◆ **WRITTEN EXERCISE**
Copy all lines holding the word "testimony" from the entries.

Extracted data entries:
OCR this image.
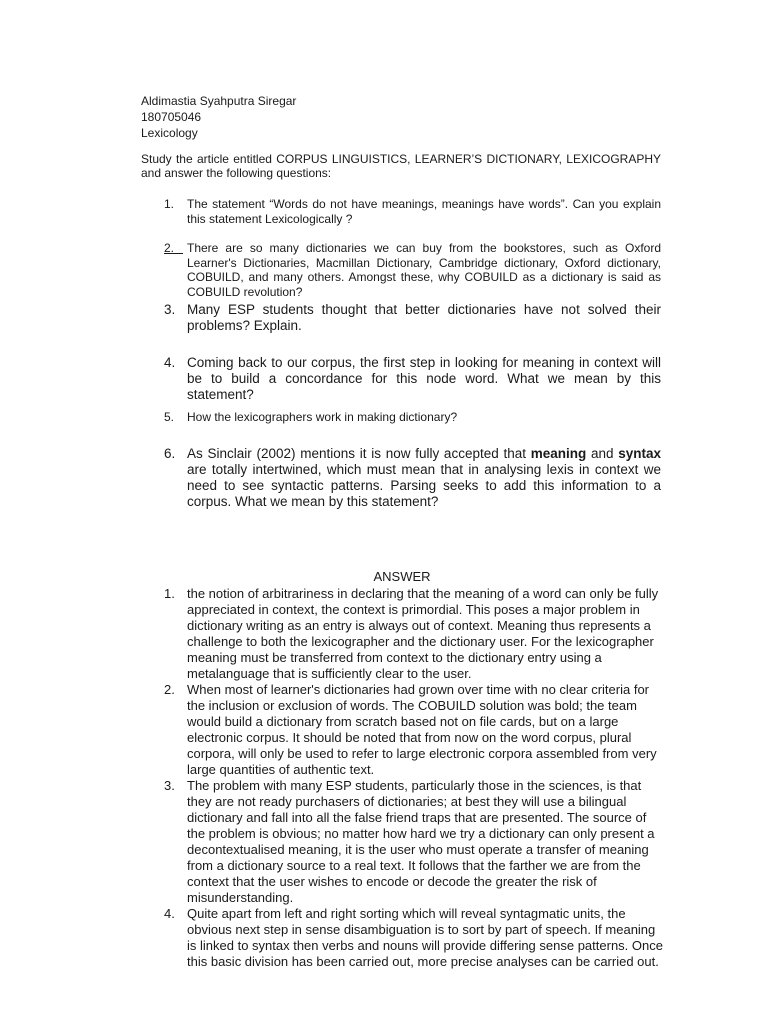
Aldimastia Syahputra Siregar
180705046
Lexicology
Study the article entitled CORPUS LINGUISTICS, LEARNER’S DICTIONARY, LEXICOGRAPHY and answer the following questions:
1.	The statement “Words do not have meanings, meanings have words”. Can you explain this statement Lexicologically ?
2.	There are so many dictionaries we can buy from the bookstores, such as Oxford Learner's Dictionaries, Macmillan Dictionary, Cambridge dictionary, Oxford dictionary, COBUILD, and many others. Amongst these, why COBUILD as a dictionary is said as COBUILD revolution?
3. Many ESP students thought that better dictionaries have not solved their problems? Explain.
4. Coming back to our corpus, the first step in looking for meaning in context will be to build a concordance for this node word. What we mean by this statement?
5.	How the lexicographers work in making dictionary?
6. As Sinclair (2002) mentions it is now fully accepted that meaning and syntax are totally intertwined, which must mean that in analysing lexis in context we need to see syntactic patterns. Parsing seeks to add this information to a corpus. What we mean by this statement?
ANSWER
1. the notion of arbitrariness in declaring that the meaning of a word can only be fully appreciated in context, the context is primordial. This poses a major problem in dictionary writing as an entry is always out of context. Meaning thus represents a challenge to both the lexicographer and the dictionary user. For the lexicographer meaning must be transferred from context to the dictionary entry using a metalanguage that is sufficiently clear to the user.
2. When most of learner's dictionaries had grown over time with no clear criteria for the inclusion or exclusion of words. The COBUILD solution was bold; the team would build a dictionary from scratch based not on file cards, but on a large electronic corpus. It should be noted that from now on the word corpus, plural corpora, will only be used to refer to large electronic corpora assembled from very large quantities of authentic text.
3. The problem with many ESP students, particularly those in the sciences, is that they are not ready purchasers of dictionaries; at best they will use a bilingual dictionary and fall into all the false friend traps that are presented. The source of the problem is obvious; no matter how hard we try a dictionary can only present a decontextualised meaning, it is the user who must operate a transfer of meaning from a dictionary source to a real text. It follows that the farther we are from the context that the user wishes to encode or decode the greater the risk of misunderstanding.
4. Quite apart from left and right sorting which will reveal syntagmatic units, the obvious next step in sense disambiguation is to sort by part of speech. If meaning is linked to syntax then verbs and nouns will provide differing sense patterns. Once this basic division has been carried out, more precise analyses can be carried out.
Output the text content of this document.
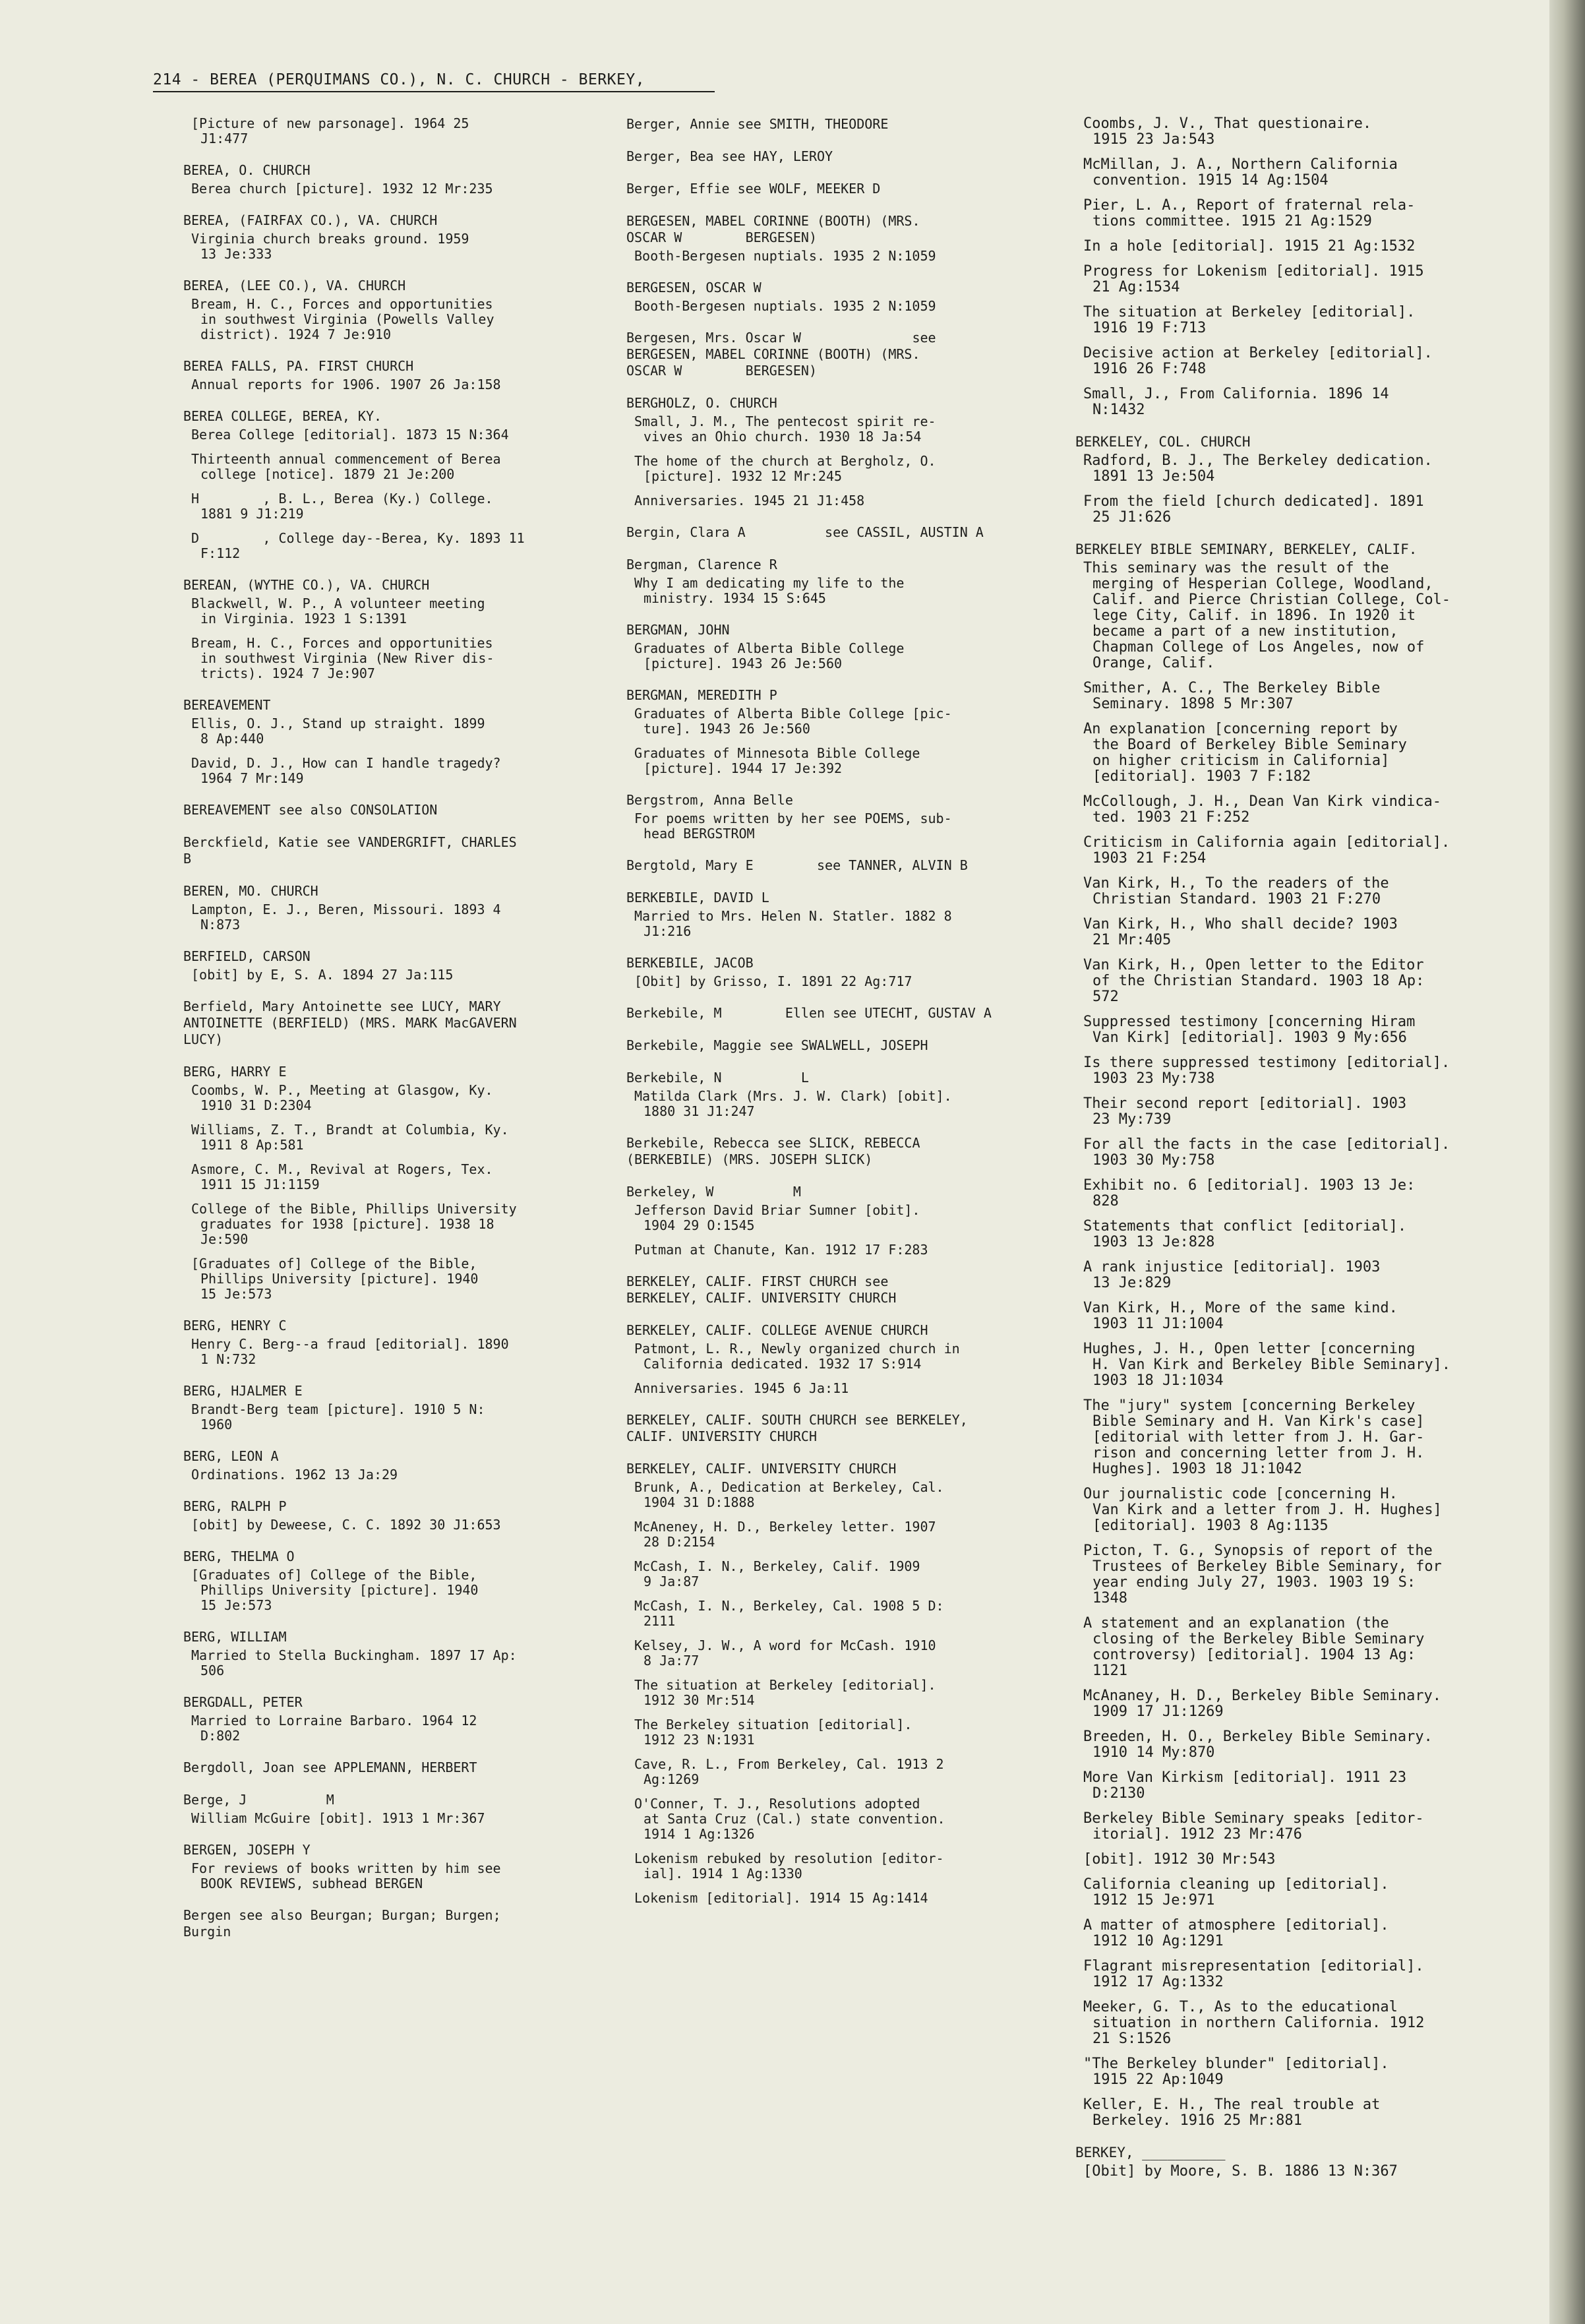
214 - BEREA (PERQUIMANS CO.), N. C. CHURCH - BERKEY,
[Picture of new parsonage]. 1964 25
J1:477
BEREA, O. CHURCH
Berea church [picture]. 1932 12 Mr:235
BEREA, (FAIRFAX CO.), VA. CHURCH
Virginia church breaks ground. 1959
13 Je:333
BEREA, (LEE CO.), VA. CHURCH
Bream, H. C., Forces and opportunities
in southwest Virginia (Powells Valley
district). 1924 7 Je:910
BEREA FALLS, PA. FIRST CHURCH
Annual reports for 1906. 1907 26 Ja:158
BEREA COLLEGE, BEREA, KY.
Berea College [editorial]. 1873 15 N:364
Thirteenth annual commencement of Berea
college [notice]. 1879 21 Je:200
H        , B. L., Berea (Ky.) College.
1881 9 J1:219
D        , College day--Berea, Ky. 1893 11
F:112
BEREAN, (WYTHE CO.), VA. CHURCH
Blackwell, W. P., A volunteer meeting
in Virginia. 1923 1 S:1391
Bream, H. C., Forces and opportunities
in southwest Virginia (New River dis-
tricts). 1924 7 Je:907
BEREAVEMENT
Ellis, O. J., Stand up straight. 1899
8 Ap:440
David, D. J., How can I handle tragedy?
1964 7 Mr:149
BEREAVEMENT see also CONSOLATION
Berckfield, Katie see VANDERGRIFT, CHARLES
B
BEREN, MO. CHURCH
Lampton, E. J., Beren, Missouri. 1893 4
N:873
BERFIELD, CARSON
[obit] by E, S. A. 1894 27 Ja:115
Berfield, Mary Antoinette see LUCY, MARY
ANTOINETTE (BERFIELD) (MRS. MARK MacGAVERN
LUCY)
BERG, HARRY E
Coombs, W. P., Meeting at Glasgow, Ky.
1910 31 D:2304
Williams, Z. T., Brandt at Columbia, Ky.
1911 8 Ap:581
Asmore, C. M., Revival at Rogers, Tex.
1911 15 J1:1159
College of the Bible, Phillips University
graduates for 1938 [picture]. 1938 18
Je:590
[Graduates of] College of the Bible,
Phillips University [picture]. 1940
15 Je:573
BERG, HENRY C
Henry C. Berg--a fraud [editorial]. 1890
1 N:732
BERG, HJALMER E
Brandt-Berg team [picture]. 1910 5 N:
1960
BERG, LEON A
Ordinations. 1962 13 Ja:29
BERG, RALPH P
[obit] by Deweese, C. C. 1892 30 J1:653
BERG, THELMA O
[Graduates of] College of the Bible,
Phillips University [picture]. 1940
15 Je:573
BERG, WILLIAM
Married to Stella Buckingham. 1897 17 Ap:
506
BERGDALL, PETER
Married to Lorraine Barbaro. 1964 12
D:802
Bergdoll, Joan see APPLEMANN, HERBERT
Berge, J          M
William McGuire [obit]. 1913 1 Mr:367
BERGEN, JOSEPH Y
For reviews of books written by him see
BOOK REVIEWS, subhead BERGEN
Bergen see also Beurgan; Burgan; Burgen;
Burgin
Berger, Annie see SMITH, THEODORE
Berger, Bea see HAY, LEROY
Berger, Effie see WOLF, MEEKER D
BERGESEN, MABEL CORINNE (BOOTH) (MRS.
OSCAR W        BERGESEN)
Booth-Bergesen nuptials. 1935 2 N:1059
BERGESEN, OSCAR W
Booth-Bergesen nuptials. 1935 2 N:1059
Bergesen, Mrs. Oscar W              see
BERGESEN, MABEL CORINNE (BOOTH) (MRS.
OSCAR W        BERGESEN)
BERGHOLZ, O. CHURCH
Small, J. M., The pentecost spirit re-
vives an Ohio church. 1930 18 Ja:54
The home of the church at Bergholz, O.
[picture]. 1932 12 Mr:245
Anniversaries. 1945 21 J1:458
Bergin, Clara A          see CASSIL, AUSTIN A
Bergman, Clarence R
Why I am dedicating my life to the
ministry. 1934 15 S:645
BERGMAN, JOHN
Graduates of Alberta Bible College
[picture]. 1943 26 Je:560
BERGMAN, MEREDITH P
Graduates of Alberta Bible College [pic-
ture]. 1943 26 Je:560
Graduates of Minnesota Bible College
[picture]. 1944 17 Je:392
Bergstrom, Anna Belle
For poems written by her see POEMS, sub-
head BERGSTROM
Bergtold, Mary E        see TANNER, ALVIN B
BERKEBILE, DAVID L
Married to Mrs. Helen N. Statler. 1882 8
J1:216
BERKEBILE, JACOB
[Obit] by Grisso, I. 1891 22 Ag:717
Berkebile, M        Ellen see UTECHT, GUSTAV A
Berkebile, Maggie see SWALWELL, JOSEPH
Berkebile, N          L
Matilda Clark (Mrs. J. W. Clark) [obit].
1880 31 J1:247
Berkebile, Rebecca see SLICK, REBECCA
(BERKEBILE) (MRS. JOSEPH SLICK)
Berkeley, W          M
Jefferson David Briar Sumner [obit].
1904 29 O:1545
Putman at Chanute, Kan. 1912 17 F:283
BERKELEY, CALIF. FIRST CHURCH see
BERKELEY, CALIF. UNIVERSITY CHURCH
BERKELEY, CALIF. COLLEGE AVENUE CHURCH
Patmont, L. R., Newly organized church in
California dedicated. 1932 17 S:914
Anniversaries. 1945 6 Ja:11
BERKELEY, CALIF. SOUTH CHURCH see BERKELEY,
CALIF. UNIVERSITY CHURCH
BERKELEY, CALIF. UNIVERSITY CHURCH
Brunk, A., Dedication at Berkeley, Cal.
1904 31 D:1888
McAneney, H. D., Berkeley letter. 1907
28 D:2154
McCash, I. N., Berkeley, Calif. 1909
9 Ja:87
McCash, I. N., Berkeley, Cal. 1908 5 D:
2111
Kelsey, J. W., A word for McCash. 1910
8 Ja:77
The situation at Berkeley [editorial].
1912 30 Mr:514
The Berkeley situation [editorial].
1912 23 N:1931
Cave, R. L., From Berkeley, Cal. 1913 2
Ag:1269
O'Conner, T. J., Resolutions adopted
at Santa Cruz (Cal.) state convention.
1914 1 Ag:1326
Lokenism rebuked by resolution [editor-
ial]. 1914 1 Ag:1330
Lokenism [editorial]. 1914 15 Ag:1414
Coombs, J. V., That questionaire.
1915 23 Ja:543
McMillan, J. A., Northern California
convention. 1915 14 Ag:1504
Pier, L. A., Report of fraternal rela-
tions committee. 1915 21 Ag:1529
In a hole [editorial]. 1915 21 Ag:1532
Progress for Lokenism [editorial]. 1915
21 Ag:1534
The situation at Berkeley [editorial].
1916 19 F:713
Decisive action at Berkeley [editorial].
1916 26 F:748
Small, J., From California. 1896 14
N:1432
BERKELEY, COL. CHURCH
Radford, B. J., The Berkeley dedication.
1891 13 Je:504
From the field [church dedicated]. 1891
25 J1:626
BERKELEY BIBLE SEMINARY, BERKELEY, CALIF.
This seminary was the result of the
merging of Hesperian College, Woodland,
Calif. and Pierce Christian College, Col-
lege City, Calif. in 1896. In 1920 it
became a part of a new institution,
Chapman College of Los Angeles, now of
Orange, Calif.
Smither, A. C., The Berkeley Bible
Seminary. 1898 5 Mr:307
An explanation [concerning report by
the Board of Berkeley Bible Seminary
on higher criticism in California]
[editorial]. 1903 7 F:182
McCollough, J. H., Dean Van Kirk vindica-
ted. 1903 21 F:252
Criticism in California again [editorial].
1903 21 F:254
Van Kirk, H., To the readers of the
Christian Standard. 1903 21 F:270
Van Kirk, H., Who shall decide? 1903
21 Mr:405
Van Kirk, H., Open letter to the Editor
of the Christian Standard. 1903 18 Ap:
572
Suppressed testimony [concerning Hiram
Van Kirk] [editorial]. 1903 9 My:656
Is there suppressed testimony [editorial].
1903 23 My:738
Their second report [editorial]. 1903
23 My:739
For all the facts in the case [editorial].
1903 30 My:758
Exhibit no. 6 [editorial]. 1903 13 Je:
828
Statements that conflict [editorial].
1903 13 Je:828
A rank injustice [editorial]. 1903
13 Je:829
Van Kirk, H., More of the same kind.
1903 11 J1:1004
Hughes, J. H., Open letter [concerning
H. Van Kirk and Berkeley Bible Seminary].
1903 18 J1:1034
The "jury" system [concerning Berkeley
Bible Seminary and H. Van Kirk's case]
[editorial with letter from J. H. Gar-
rison and concerning letter from J. H.
Hughes]. 1903 18 J1:1042
Our journalistic code [concerning H.
Van Kirk and a letter from J. H. Hughes]
[editorial]. 1903 8 Ag:1135
Picton, T. G., Synopsis of report of the
Trustees of Berkeley Bible Seminary, for
year ending July 27, 1903. 1903 19 S:
1348
A statement and an explanation (the
closing of the Berkeley Bible Seminary
controversy) [editorial]. 1904 13 Ag:
1121
McAnaney, H. D., Berkeley Bible Seminary.
1909 17 J1:1269
Breeden, H. O., Berkeley Bible Seminary.
1910 14 My:870
More Van Kirkism [editorial]. 1911 23
D:2130
Berkeley Bible Seminary speaks [editor-
itorial]. 1912 23 Mr:476
[obit]. 1912 30 Mr:543
California cleaning up [editorial].
1912 15 Je:971
A matter of atmosphere [editorial].
1912 10 Ag:1291
Flagrant misrepresentation [editorial].
1912 17 Ag:1332
Meeker, G. T., As to the educational
situation in northern California. 1912
21 S:1526
"The Berkeley blunder" [editorial].
1915 22 Ap:1049
Keller, E. H., The real trouble at
Berkeley. 1916 25 Mr:881
BERKEY, __________
[Obit] by Moore, S. B. 1886 13 N:367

◆ **FINISHED EXERCISE**
Suppressed testimony [concerning Hiram
Is there suppressed testimony [editorial].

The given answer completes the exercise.